Deploy a serverless API with Lambda and API Gateway
Write a Python Lambda function that accepts a JSON POST body, validates it, performs a computation or external API call, and returns a structured response. Expose the function via API Gateway HTTP API, deploy the full stack with Terraform, and verify end-to-end with a curl request.
Why this matters
Serverless is the default architecture for low-to-medium traffic APIs in AWS. Lambda removes the operational burden of servers, scales to zero when idle, and costs nothing when unused. The Terraform-managed approach you build here is how production serverless stacks are managed; nothing clicked in the console, everything reproducible from code.
Before you start
- AWS account with Lambda and API Gateway permissions
- Terraform installed and AWS CLI configured
- Python 3.12 (the current Lambda runtime)

+---+

PROBLEMS TO WORK ON:
1. Output the passage of the serverless API guide starting at "Why this matters" and ending at "reproducible from code.", copied word for word.
2. Please continue the serverless API guide from the end of its last line.

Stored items
+---+

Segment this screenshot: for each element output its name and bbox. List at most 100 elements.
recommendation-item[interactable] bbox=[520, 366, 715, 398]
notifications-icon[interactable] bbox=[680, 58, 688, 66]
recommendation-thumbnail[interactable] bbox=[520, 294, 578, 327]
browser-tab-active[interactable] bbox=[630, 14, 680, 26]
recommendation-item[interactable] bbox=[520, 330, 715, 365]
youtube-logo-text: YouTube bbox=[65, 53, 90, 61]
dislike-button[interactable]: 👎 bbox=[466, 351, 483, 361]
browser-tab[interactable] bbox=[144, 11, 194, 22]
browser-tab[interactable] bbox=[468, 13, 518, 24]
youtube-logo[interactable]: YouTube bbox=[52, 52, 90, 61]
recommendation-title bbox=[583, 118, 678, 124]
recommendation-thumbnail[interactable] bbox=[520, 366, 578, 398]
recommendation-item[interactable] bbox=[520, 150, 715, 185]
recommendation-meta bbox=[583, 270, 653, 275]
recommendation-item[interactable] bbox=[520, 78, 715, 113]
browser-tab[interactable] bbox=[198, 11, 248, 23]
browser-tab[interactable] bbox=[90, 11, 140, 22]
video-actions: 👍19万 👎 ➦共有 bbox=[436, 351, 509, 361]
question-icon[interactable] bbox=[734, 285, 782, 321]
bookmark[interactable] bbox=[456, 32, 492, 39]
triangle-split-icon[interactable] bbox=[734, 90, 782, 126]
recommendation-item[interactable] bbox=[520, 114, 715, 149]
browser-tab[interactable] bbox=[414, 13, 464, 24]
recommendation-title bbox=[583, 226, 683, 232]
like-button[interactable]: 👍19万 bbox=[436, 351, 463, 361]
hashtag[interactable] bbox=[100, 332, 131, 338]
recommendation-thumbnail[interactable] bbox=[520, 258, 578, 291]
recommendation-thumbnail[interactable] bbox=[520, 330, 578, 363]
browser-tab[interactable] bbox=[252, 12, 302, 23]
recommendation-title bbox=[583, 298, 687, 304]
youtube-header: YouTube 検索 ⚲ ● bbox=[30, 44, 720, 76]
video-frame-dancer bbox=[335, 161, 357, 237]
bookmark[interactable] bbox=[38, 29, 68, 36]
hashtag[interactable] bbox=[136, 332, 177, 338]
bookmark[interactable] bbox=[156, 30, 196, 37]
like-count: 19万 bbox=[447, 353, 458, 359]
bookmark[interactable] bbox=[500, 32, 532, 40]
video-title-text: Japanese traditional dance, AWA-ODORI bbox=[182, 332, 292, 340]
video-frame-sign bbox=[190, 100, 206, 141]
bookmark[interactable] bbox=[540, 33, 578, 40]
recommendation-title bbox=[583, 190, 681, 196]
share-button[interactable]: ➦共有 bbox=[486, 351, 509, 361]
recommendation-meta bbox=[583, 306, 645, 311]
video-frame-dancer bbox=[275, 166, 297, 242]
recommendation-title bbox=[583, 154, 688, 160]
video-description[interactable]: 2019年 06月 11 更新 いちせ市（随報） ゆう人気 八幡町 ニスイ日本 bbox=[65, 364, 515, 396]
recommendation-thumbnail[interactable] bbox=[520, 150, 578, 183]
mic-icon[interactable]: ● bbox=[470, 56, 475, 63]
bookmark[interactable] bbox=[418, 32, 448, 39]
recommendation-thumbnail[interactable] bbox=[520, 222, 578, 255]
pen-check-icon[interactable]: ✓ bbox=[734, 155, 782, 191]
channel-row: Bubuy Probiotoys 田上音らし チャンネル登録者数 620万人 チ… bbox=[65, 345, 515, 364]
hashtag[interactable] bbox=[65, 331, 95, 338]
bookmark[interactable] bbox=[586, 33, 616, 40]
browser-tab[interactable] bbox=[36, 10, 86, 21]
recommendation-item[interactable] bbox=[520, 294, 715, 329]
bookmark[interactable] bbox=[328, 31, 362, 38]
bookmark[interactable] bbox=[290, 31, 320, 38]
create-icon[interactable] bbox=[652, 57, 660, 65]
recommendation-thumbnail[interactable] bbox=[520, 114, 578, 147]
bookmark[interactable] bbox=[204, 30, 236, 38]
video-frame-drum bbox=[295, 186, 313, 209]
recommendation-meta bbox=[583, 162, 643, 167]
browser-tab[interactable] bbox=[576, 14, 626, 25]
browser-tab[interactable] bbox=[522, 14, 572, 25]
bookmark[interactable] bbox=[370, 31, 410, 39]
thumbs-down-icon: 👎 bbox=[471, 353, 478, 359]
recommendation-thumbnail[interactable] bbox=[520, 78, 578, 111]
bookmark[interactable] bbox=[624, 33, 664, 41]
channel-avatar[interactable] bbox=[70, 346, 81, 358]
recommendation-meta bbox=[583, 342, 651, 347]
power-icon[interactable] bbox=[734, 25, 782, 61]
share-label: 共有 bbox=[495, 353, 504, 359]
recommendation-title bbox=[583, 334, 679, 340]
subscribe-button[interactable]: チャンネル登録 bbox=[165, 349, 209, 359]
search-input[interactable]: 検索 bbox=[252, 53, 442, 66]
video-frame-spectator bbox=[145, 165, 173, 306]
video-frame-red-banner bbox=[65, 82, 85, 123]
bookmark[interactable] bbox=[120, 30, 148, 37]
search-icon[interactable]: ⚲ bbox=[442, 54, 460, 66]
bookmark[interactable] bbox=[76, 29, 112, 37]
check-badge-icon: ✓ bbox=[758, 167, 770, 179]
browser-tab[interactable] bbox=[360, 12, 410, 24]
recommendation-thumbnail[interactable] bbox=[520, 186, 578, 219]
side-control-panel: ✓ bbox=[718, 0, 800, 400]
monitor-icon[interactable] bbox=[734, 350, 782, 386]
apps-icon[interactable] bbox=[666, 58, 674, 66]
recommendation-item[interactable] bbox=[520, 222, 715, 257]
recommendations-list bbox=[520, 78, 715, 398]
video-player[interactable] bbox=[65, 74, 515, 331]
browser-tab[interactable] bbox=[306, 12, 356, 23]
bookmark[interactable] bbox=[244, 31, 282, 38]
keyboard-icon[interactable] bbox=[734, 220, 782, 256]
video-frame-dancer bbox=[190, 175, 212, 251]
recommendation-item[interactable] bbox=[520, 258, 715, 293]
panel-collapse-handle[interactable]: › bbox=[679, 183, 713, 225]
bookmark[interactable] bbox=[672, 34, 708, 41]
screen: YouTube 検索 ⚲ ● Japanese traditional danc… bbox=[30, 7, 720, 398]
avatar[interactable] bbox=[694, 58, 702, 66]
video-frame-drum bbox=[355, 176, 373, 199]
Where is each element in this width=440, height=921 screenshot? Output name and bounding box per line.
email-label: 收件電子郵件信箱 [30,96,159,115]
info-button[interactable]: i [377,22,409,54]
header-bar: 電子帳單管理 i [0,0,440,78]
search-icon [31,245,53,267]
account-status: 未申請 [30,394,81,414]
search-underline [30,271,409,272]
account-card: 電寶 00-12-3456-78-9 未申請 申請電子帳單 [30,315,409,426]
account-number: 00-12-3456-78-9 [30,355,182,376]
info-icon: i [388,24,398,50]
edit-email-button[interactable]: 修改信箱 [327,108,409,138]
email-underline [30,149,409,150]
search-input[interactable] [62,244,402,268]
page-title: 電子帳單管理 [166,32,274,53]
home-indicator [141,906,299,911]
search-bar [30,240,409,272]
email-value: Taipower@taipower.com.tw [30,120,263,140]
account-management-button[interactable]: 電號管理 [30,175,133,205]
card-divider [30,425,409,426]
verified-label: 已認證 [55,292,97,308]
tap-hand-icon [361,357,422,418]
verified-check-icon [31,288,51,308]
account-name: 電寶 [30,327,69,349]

+---+

EXPECTED OUTPUTS:
1.
Why this matters
Serverless is the default architecture for low-to-medium traffic APIs in AWS. Lambda removes the operational burden of servers, scales to zero when idle, and costs nothing when unused. The Terraform-managed approach you build here is how production serverless stacks are managed; nothing clicked in the console, everything reproducible from code.

2.
- Basic curl or Postman knowledge for testing
Step-by-step guide
- 1
Write the Lambda handler
Create handler.py with a lambda_handler(event, context) function. Parse event['body'] as JSON, validate the required fields, perform the logic, and return {statusCode: 200, body: json.dumps(result)}. Test locally by calling lambda_handler({body: '{...}'}, None); if it works locally, it will work in Lambda.
- 2
Package the deployment zip
Create a deployment package: zip handler.zip handler.py. If you have dependencies, pip install them into a local directory and include that directory in the zip. The zip structure matters; the handler file must be at the root, not in a subdirectory.
- 3
Write the Terraform
Define aws_iam_role for the Lambda execution role with AWSLambdaBasicExecutionRole. Define aws_lambda_function pointing at your zip. Define aws_apigatewayv2_api (HTTP API), aws_apigatewayv2_integration, and aws_apigatewayv2_route. Output the API endpoint URL.
- 4
Deploy and test
Run terraform apply. Copy the output URL. Run curl -X POST with your JSON body. If you get a 502, check the Lambda CloudWatch logs; the most common cause is a JSON serialisation error in the response body. The response body must be a string, not a dict.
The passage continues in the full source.